[Data excerpts]
╔══
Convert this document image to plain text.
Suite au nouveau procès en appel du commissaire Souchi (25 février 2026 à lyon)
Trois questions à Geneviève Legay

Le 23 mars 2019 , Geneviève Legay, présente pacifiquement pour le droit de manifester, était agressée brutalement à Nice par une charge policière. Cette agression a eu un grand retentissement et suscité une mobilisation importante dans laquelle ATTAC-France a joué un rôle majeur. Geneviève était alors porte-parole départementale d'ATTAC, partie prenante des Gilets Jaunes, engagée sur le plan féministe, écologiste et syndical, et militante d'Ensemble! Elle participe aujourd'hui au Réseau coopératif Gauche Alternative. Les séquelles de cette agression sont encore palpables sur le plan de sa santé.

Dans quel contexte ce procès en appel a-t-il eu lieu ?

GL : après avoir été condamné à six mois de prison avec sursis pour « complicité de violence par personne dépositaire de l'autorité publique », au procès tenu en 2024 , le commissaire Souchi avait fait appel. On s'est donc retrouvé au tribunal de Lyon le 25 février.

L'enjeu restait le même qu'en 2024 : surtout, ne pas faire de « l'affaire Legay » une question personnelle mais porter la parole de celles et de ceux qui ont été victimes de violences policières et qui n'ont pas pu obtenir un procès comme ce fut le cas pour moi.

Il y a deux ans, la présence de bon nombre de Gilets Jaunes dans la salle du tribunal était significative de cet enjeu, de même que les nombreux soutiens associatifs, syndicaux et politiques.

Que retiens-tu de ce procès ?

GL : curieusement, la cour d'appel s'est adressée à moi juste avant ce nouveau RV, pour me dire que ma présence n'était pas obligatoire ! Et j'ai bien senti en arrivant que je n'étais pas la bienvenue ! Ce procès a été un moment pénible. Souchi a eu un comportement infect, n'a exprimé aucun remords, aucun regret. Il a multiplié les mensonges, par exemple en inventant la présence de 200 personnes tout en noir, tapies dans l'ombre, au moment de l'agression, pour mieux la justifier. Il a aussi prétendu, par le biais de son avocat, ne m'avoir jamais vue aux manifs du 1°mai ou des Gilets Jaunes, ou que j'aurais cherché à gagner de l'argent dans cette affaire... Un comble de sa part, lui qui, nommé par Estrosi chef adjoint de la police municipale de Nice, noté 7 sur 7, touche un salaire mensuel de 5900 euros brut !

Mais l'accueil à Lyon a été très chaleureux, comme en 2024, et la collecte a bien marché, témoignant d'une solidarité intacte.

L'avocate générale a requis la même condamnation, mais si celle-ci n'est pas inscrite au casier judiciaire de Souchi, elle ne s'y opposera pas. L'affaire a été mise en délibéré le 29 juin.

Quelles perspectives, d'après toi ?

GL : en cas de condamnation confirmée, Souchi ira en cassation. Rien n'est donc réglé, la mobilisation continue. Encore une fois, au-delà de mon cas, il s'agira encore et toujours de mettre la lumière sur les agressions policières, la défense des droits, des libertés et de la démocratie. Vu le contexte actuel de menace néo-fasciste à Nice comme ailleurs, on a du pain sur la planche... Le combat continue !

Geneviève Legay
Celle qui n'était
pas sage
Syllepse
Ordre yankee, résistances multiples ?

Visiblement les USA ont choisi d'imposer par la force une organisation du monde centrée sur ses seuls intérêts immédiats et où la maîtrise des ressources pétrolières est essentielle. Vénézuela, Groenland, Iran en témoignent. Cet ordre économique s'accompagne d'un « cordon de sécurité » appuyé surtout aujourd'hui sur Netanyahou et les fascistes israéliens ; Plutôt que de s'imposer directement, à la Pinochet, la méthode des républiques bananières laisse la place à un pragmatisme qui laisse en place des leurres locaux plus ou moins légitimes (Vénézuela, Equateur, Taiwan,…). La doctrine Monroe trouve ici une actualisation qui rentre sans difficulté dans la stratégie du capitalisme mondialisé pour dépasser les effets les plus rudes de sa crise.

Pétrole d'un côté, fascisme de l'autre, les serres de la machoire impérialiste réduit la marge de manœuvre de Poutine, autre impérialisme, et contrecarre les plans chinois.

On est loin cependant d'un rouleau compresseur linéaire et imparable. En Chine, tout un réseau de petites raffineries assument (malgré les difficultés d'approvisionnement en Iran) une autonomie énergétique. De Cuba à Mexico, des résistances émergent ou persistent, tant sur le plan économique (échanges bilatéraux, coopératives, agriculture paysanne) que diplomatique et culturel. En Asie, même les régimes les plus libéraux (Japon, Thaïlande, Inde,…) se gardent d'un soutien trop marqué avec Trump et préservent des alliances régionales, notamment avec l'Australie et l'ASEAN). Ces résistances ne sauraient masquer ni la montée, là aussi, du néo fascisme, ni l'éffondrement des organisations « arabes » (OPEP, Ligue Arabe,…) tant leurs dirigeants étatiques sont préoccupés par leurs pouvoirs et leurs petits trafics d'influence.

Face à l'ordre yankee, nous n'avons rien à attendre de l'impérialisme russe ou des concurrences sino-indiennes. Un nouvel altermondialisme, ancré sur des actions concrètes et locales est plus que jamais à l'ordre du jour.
╚══
• Set task:
From the records above, extract every entry exactly as given.

• Complete response:
Convert this document image to plain text.
Suite au nouveau procès en appel du commissaire Souchi (25 février 2026 à lyon)
Trois questions à Geneviève Legay

Le 23 mars 2019 , Geneviève Legay, présente pacifiquement pour le droit de manifester, était agressée brutalement à Nice par une charge policière. Cette agression a eu un grand retentissement et suscité une mobilisation importante dans laquelle ATTAC-France a joué un rôle majeur. Geneviève était alors porte-parole départementale d'ATTAC, partie prenante des Gilets Jaunes, engagée sur le plan féministe, écologiste et syndical, et militante d'Ensemble! Elle participe aujourd'hui au Réseau coopératif Gauche Alternative. Les séquelles de cette agression sont encore palpables sur le plan de sa santé.

Dans quel contexte ce procès en appel a-t-il eu lieu ?

GL : après avoir été condamné à six mois de prison avec sursis pour « complicité de violence par personne dépositaire de l'autorité publique », au procès tenu en 2024 , le commissaire Souchi avait fait appel. On s'est donc retrouvé au tribunal de Lyon le 25 février.

L'enjeu restait le même qu'en 2024 : surtout, ne pas faire de « l'affaire Legay » une question personnelle mais porter la parole de celles et de ceux qui ont été victimes de violences policières et qui n'ont pas pu obtenir un procès comme ce fut le cas pour moi.

Il y a deux ans, la présence de bon nombre de Gilets Jaunes dans la salle du tribunal était significative de cet enjeu, de même que les nombreux soutiens associatifs, syndicaux et politiques.

Que retiens-tu de ce procès ?

GL : curieusement, la cour d'appel s'est adressée à moi juste avant ce nouveau RV, pour me dire que ma présence n'était pas obligatoire ! Et j'ai bien senti en arrivant que je n'étais pas la bienvenue ! Ce procès a été un moment pénible. Souchi a eu un comportement infect, n'a exprimé aucun remords, aucun regret. Il a multiplié les mensonges, par exemple en inventant la présence de 200 personnes tout en noir, tapies dans l'ombre, au moment de l'agression, pour mieux la justifier. Il a aussi prétendu, par le biais de son avocat, ne m'avoir jamais vue aux manifs du 1°mai ou des Gilets Jaunes, ou que j'aurais cherché à gagner de l'argent dans cette affaire... Un comble de sa part, lui qui, nommé par Estrosi chef adjoint de la police municipale de Nice, noté 7 sur 7, touche un salaire mensuel de 5900 euros brut !

Mais l'accueil à Lyon a été très chaleureux, comme en 2024, et la collecte a bien marché, témoignant d'une solidarité intacte.

L'avocate générale a requis la même condamnation, mais si celle-ci n'est pas inscrite au casier judiciaire de Souchi, elle ne s'y opposera pas. L'affaire a été mise en délibéré le 29 juin.

Quelles perspectives, d'après toi ?

GL : en cas de condamnation confirmée, Souchi ira en cassation. Rien n'est donc réglé, la mobilisation continue. Encore une fois, au-delà de mon cas, il s'agira encore et toujours de mettre la lumière sur les agressions policières, la défense des droits, des libertés et de la démocratie. Vu le contexte actuel de menace néo-fasciste à Nice comme ailleurs, on a du pain sur la planche... Le combat continue !

Geneviève Legay
Celle qui n'était
pas sage
Syllepse
Ordre yankee, résistances multiples ?

Visiblement les USA ont choisi d'imposer par la force une organisation du monde centrée sur ses seuls intérêts immédiats et où la maîtrise des ressources pétrolières est essentielle. Vénézuela, Groenland, Iran en témoignent. Cet ordre économique s'accompagne d'un « cordon de sécurité » appuyé surtout aujourd'hui sur Netanyahou et les fascistes israéliens ; Plutôt que de s'imposer directement, à la Pinochet, la méthode des républiques bananières laisse la place à un pragmatisme qui laisse en place des leurres locaux plus ou moins légitimes (Vénézuela, Equateur, Taiwan,…). La doctrine Monroe trouve ici une actualisation qui rentre sans difficulté dans la stratégie du capitalisme mondialisé pour dépasser les effets les plus rudes de sa crise.

Pétrole d'un côté, fascisme de l'autre, les serres de la machoire impérialiste réduit la marge de manœuvre de Poutine, autre impérialisme, et contrecarre les plans chinois.

On est loin cependant d'un rouleau compresseur linéaire et imparable. En Chine, tout un réseau de petites raffineries assument (malgré les difficultés d'approvisionnement en Iran) une autonomie énergétique. De Cuba à Mexico, des résistances émergent ou persistent, tant sur le plan économique (échanges bilatéraux, coopératives, agriculture paysanne) que diplomatique et culturel. En Asie, même les régimes les plus libéraux (Japon, Thaïlande, Inde,…) se gardent d'un soutien trop marqué avec Trump et préservent des alliances régionales, notamment avec l'Australie et l'ASEAN). Ces résistances ne sauraient masquer ni la montée, là aussi, du néo fascisme, ni l'éffondrement des organisations « arabes » (OPEP, Ligue Arabe,…) tant leurs dirigeants étatiques sont préoccupés par leurs pouvoirs et leurs petits trafics d'influence.

Face à l'ordre yankee, nous n'avons rien à attendre de l'impérialisme russe ou des concurrences sino-indiennes. Un nouvel altermondialisme, ancré sur des actions concrètes et locales est plus que jamais à l'ordre du jour.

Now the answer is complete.